# [What the task asks]
Pick out all lines in the listing holding the string "технологического" and copy them.

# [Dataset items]
— Begin —
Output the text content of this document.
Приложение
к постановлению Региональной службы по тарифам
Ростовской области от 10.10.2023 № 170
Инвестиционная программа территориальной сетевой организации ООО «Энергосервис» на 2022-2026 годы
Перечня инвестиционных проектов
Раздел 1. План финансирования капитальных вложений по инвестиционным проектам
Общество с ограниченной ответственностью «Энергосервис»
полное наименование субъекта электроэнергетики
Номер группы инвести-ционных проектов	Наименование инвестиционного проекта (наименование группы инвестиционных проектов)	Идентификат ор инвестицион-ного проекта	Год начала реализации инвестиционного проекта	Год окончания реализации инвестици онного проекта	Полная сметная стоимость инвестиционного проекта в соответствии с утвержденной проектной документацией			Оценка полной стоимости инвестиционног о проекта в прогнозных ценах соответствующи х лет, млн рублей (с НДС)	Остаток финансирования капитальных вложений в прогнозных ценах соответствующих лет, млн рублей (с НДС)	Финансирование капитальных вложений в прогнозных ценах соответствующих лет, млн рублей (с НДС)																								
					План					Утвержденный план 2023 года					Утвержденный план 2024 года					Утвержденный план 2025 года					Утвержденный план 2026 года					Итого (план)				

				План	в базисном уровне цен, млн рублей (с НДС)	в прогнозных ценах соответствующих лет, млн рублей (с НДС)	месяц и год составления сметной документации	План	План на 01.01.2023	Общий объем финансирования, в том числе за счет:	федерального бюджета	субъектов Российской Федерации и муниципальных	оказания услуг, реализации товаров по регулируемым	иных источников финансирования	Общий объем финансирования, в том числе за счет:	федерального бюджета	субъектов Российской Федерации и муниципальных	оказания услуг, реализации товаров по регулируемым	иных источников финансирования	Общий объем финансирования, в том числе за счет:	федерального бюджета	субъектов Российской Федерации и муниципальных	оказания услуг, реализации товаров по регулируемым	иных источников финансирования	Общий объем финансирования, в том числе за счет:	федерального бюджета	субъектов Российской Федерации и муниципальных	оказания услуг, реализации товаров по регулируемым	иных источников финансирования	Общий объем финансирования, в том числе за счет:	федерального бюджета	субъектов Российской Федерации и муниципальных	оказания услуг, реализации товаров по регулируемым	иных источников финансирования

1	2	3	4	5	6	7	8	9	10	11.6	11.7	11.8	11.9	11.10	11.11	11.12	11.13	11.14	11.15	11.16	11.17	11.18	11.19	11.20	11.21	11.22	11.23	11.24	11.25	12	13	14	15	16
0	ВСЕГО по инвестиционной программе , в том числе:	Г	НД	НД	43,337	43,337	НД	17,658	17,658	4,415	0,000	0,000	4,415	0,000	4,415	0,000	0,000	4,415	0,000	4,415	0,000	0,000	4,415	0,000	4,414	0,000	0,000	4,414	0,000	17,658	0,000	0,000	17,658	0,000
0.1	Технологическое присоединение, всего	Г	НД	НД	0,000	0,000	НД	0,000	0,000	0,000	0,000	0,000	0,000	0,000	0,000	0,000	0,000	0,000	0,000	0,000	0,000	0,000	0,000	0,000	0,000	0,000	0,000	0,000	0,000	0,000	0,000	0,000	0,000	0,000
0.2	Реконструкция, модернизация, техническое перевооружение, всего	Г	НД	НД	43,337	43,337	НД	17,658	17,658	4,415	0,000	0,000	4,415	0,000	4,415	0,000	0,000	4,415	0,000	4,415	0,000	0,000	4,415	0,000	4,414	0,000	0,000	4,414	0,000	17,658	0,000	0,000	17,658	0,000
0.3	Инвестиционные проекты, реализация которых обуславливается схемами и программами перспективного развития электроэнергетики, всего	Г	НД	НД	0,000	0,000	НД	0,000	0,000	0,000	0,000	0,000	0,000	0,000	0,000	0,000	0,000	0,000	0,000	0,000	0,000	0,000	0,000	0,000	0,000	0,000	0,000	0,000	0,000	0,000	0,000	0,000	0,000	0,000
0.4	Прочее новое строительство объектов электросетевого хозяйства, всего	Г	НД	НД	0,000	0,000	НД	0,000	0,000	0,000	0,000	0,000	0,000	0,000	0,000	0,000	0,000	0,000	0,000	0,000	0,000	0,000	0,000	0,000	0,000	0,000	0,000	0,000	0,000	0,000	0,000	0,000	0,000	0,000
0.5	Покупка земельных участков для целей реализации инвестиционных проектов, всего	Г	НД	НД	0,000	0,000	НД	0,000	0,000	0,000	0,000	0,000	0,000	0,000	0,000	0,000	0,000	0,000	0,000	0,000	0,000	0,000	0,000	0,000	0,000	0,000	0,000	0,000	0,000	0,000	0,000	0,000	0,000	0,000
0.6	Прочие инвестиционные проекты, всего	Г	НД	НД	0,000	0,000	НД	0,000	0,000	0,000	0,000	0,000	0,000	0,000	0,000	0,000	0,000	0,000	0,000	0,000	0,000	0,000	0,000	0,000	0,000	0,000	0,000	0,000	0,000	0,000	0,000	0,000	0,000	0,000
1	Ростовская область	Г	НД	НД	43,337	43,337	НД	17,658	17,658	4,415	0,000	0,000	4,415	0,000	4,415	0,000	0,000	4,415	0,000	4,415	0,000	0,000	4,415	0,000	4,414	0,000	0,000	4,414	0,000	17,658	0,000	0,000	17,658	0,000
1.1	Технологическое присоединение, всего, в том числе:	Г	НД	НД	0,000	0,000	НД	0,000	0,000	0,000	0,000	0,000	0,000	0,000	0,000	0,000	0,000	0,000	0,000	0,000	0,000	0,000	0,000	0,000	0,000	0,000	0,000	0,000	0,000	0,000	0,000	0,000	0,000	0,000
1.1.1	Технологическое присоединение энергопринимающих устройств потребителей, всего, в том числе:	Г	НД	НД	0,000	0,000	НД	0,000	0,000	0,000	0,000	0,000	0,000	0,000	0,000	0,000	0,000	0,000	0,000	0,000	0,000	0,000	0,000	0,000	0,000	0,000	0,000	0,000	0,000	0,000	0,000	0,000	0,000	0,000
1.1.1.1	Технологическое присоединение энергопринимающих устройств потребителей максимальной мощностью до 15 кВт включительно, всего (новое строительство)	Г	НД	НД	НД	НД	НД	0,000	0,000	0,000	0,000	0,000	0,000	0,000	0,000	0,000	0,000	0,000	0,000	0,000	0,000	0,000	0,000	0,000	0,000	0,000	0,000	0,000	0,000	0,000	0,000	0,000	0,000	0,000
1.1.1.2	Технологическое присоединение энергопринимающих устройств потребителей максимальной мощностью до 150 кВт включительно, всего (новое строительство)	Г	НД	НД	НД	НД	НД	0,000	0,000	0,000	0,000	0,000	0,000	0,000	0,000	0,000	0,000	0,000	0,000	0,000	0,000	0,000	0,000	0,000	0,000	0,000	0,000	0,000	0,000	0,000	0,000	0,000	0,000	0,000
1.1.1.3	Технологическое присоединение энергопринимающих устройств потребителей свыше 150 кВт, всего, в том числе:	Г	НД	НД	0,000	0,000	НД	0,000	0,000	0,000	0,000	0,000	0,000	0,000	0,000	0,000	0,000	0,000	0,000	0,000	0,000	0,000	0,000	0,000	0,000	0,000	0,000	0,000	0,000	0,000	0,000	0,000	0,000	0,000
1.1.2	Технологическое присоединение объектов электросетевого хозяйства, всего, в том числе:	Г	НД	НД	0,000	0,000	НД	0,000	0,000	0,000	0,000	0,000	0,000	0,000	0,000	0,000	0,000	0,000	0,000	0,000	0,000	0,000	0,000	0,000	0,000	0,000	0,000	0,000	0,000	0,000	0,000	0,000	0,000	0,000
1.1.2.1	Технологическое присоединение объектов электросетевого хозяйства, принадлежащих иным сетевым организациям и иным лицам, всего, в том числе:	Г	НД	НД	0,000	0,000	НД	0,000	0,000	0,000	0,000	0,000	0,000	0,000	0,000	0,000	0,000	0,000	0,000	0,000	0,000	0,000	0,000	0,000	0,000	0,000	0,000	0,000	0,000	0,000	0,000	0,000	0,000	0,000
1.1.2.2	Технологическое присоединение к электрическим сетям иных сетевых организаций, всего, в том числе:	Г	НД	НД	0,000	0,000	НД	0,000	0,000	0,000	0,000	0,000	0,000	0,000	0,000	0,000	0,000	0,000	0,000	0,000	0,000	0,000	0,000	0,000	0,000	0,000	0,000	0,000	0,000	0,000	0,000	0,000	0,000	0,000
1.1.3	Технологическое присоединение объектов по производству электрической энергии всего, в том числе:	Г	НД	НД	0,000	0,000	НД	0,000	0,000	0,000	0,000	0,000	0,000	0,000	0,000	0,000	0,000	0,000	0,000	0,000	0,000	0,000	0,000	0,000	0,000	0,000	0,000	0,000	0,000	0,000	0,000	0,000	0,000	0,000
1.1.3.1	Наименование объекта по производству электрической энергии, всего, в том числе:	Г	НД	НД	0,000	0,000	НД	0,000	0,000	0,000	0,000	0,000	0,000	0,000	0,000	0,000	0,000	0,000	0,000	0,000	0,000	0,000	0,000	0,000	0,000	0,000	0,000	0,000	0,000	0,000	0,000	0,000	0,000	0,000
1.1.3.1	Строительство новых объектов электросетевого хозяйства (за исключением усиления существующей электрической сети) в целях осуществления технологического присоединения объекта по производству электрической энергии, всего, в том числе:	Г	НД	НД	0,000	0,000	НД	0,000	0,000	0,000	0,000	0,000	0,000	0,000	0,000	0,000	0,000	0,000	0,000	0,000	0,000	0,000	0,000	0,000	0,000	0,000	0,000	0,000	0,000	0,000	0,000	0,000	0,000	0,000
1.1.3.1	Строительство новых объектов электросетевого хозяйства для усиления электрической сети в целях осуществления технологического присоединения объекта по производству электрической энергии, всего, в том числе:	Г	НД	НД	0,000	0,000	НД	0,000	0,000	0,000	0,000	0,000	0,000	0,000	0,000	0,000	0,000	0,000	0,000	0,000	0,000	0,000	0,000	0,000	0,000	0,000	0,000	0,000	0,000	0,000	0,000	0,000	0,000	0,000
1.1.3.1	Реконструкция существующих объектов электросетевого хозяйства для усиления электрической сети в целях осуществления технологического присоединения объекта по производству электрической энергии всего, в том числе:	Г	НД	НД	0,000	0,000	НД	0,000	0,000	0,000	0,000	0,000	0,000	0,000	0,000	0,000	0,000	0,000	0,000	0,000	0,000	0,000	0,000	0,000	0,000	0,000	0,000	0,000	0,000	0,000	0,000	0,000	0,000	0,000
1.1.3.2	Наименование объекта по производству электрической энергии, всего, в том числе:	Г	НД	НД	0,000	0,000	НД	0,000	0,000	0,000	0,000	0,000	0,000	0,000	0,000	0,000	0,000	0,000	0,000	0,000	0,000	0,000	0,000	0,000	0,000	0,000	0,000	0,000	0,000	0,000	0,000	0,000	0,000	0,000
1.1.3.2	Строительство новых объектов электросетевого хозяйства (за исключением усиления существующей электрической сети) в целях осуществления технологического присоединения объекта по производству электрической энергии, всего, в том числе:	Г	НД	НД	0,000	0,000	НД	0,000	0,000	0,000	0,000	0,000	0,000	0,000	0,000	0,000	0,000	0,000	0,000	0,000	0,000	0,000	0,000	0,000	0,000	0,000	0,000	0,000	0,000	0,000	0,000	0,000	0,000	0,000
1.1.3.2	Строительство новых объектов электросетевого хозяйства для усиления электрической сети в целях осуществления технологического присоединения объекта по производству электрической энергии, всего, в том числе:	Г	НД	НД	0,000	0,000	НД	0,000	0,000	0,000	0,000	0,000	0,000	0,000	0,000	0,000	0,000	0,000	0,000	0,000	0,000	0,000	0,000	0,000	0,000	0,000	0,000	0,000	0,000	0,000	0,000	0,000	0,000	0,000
— End —
# [Answer below]
1.1.3.1	Строительство новых объектов электросетевого хозяйства (за исключением усиления существующей электрической сети) в целях осуществления технологического присоединения объекта по производству электрической энергии, всего, в том числе:	Г	НД	НД	0,000	0,000	НД	0,000	0,000	0,000	0,000	0,000	0,000	0,000	0,000	0,000	0,000	0,000	0,000	0,000	0,000	0,000	0,000	0,000	0,000	0,000	0,000	0,000	0,000	0,000	0,000	0,000	0,000	0,000
1.1.3.1	Строительство новых объектов электросетевого хозяйства для усиления электрической сети в целях осуществления технологического присоединения объекта по производству электрической энергии, всего, в том числе:	Г	НД	НД	0,000	0,000	НД	0,000	0,000	0,000	0,000	0,000	0,000	0,000	0,000	0,000	0,000	0,000	0,000	0,000	0,000	0,000	0,000	0,000	0,000	0,000	0,000	0,000	0,000	0,000	0,000	0,000	0,000	0,000
1.1.3.1	Реконструкция существующих объектов электросетевого хозяйства для усиления электрической сети в целях осуществления технологического присоединения объекта по производству электрической энергии всего, в том числе:	Г	НД	НД	0,000	0,000	НД	0,000	0,000	0,000	0,000	0,000	0,000	0,000	0,000	0,000	0,000	0,000	0,000	0,000	0,000	0,000	0,000	0,000	0,000	0,000	0,000	0,000	0,000	0,000	0,000	0,000	0,000	0,000
1.1.3.2	Строительство новых объектов электросетевого хозяйства (за исключением усиления существующей электрической сети) в целях осуществления технологического присоединения объекта по производству электрической энергии, всего, в том числе:	Г	НД	НД	0,000	0,000	НД	0,000	0,000	0,000	0,000	0,000	0,000	0,000	0,000	0,000	0,000	0,000	0,000	0,000	0,000	0,000	0,000	0,000	0,000	0,000	0,000	0,000	0,000	0,000	0,000	0,000	0,000	0,000
1.1.3.2	Строительство новых объектов электросетевого хозяйства для усиления электрической сети в целях осуществления технологического присоединения объекта по производству электрической энергии, всего, в том числе:	Г	НД	НД	0,000	0,000	НД	0,000	0,000	0,000	0,000	0,000	0,000	0,000	0,000	0,000	0,000	0,000	0,000	0,000	0,000	0,000	0,000	0,000	0,000	0,000	0,000	0,000	0,000	0,000	0,000	0,000	0,000	0,000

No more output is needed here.